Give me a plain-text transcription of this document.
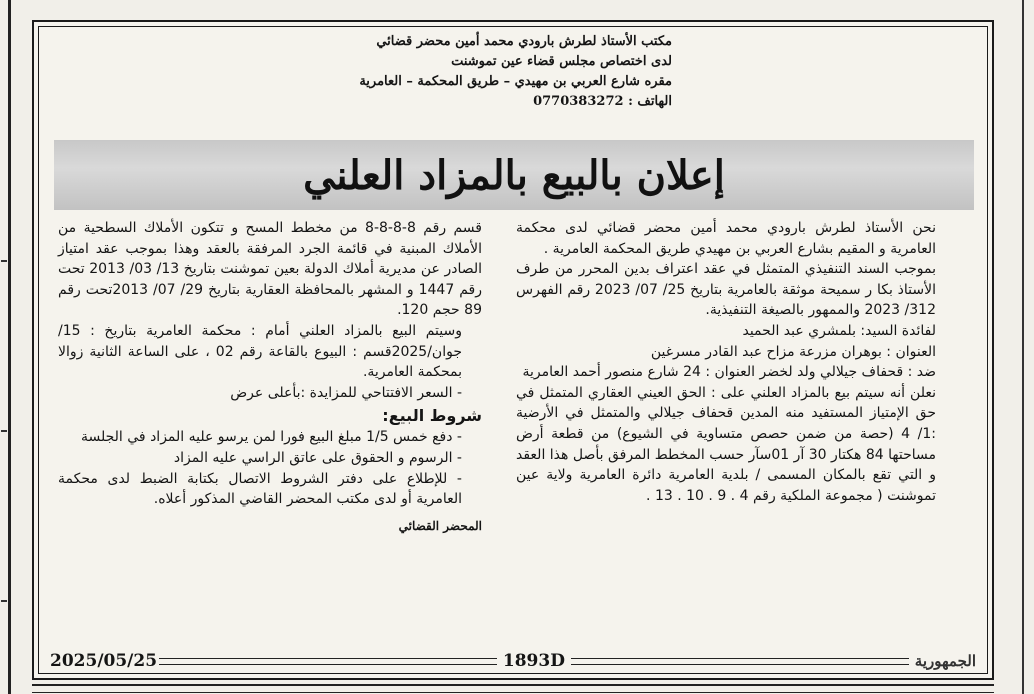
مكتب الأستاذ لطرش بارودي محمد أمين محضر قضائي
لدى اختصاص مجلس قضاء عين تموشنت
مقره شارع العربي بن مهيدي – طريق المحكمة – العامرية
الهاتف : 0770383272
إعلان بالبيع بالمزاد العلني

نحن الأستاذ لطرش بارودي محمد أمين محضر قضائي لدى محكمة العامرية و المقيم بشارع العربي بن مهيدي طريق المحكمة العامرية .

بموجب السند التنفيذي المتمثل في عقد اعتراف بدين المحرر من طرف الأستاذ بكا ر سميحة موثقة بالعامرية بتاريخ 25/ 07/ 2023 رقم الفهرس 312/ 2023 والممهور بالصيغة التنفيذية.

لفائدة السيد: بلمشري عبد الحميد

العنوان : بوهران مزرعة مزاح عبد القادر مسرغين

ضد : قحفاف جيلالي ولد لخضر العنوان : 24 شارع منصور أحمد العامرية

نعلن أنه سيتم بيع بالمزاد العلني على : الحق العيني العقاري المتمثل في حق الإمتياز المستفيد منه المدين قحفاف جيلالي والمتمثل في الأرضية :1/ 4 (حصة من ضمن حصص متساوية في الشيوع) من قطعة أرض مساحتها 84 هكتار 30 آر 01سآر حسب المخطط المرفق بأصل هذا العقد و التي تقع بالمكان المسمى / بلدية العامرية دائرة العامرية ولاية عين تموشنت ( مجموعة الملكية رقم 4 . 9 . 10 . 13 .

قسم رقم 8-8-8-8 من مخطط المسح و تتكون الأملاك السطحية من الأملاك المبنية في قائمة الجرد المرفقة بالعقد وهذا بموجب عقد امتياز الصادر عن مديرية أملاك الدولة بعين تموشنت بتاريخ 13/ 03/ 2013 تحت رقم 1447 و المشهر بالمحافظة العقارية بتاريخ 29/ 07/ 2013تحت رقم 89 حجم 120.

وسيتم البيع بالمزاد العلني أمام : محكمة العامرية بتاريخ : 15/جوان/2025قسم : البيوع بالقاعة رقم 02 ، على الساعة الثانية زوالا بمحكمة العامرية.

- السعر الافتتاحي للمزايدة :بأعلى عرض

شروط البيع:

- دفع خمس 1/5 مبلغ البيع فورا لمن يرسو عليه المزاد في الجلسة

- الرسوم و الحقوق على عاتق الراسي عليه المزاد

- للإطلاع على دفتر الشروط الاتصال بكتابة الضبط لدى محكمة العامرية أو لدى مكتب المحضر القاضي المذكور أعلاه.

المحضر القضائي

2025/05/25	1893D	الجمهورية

* * *

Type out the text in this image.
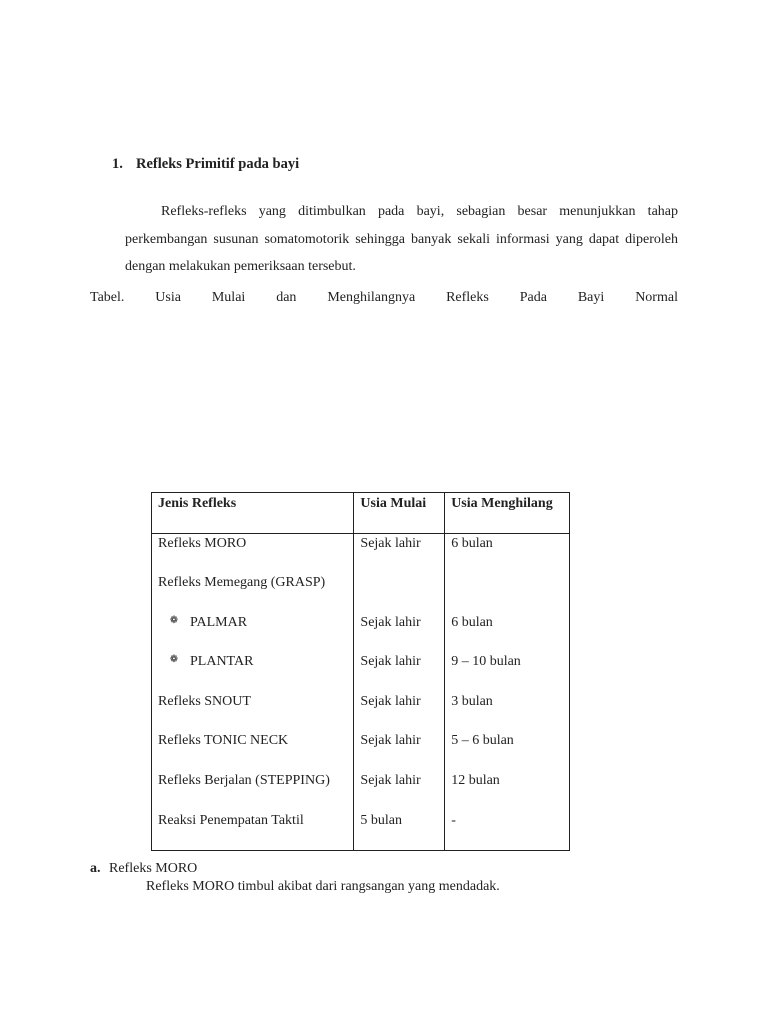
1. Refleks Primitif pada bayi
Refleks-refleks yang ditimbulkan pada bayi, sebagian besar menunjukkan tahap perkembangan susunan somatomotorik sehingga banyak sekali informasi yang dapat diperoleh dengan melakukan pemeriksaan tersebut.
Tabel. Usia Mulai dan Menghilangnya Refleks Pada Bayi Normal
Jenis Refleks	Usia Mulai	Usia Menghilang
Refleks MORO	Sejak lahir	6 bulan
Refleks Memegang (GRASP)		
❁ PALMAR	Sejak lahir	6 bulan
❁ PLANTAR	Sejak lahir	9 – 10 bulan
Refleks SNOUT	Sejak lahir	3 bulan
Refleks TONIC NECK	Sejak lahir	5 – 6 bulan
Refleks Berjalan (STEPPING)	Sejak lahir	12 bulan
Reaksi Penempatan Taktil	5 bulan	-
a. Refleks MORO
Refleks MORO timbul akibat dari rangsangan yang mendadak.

==

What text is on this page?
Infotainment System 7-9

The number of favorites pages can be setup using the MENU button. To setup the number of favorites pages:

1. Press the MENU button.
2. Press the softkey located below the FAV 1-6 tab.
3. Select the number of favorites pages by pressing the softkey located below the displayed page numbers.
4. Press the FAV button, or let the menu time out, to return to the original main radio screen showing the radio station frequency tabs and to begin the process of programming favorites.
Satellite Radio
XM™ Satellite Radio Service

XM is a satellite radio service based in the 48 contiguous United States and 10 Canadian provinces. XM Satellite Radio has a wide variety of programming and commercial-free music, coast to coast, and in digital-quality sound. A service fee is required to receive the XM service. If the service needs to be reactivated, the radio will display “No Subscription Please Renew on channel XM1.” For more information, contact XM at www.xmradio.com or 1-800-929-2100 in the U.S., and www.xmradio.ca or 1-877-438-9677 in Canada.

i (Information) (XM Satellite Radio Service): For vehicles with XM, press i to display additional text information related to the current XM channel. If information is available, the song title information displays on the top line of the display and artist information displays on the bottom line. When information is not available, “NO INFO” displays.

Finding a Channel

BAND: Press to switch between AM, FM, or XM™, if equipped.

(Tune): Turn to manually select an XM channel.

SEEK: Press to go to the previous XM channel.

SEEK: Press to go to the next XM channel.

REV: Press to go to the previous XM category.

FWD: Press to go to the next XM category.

◆ **TASK DESCRIPTION**: Select the lines in this material that hold the word "طريق", leaving none out.

◆ **CORRECT RESPONSE**:
مقره شارع العربي بن مهيدي – طريق المحكمة – العامرية
نحن الأستاذ لطرش بارودي محمد أمين محضر قضائي لدى محكمة العامرية و المقيم بشارع العربي بن مهيدي طريق المحكمة العامرية .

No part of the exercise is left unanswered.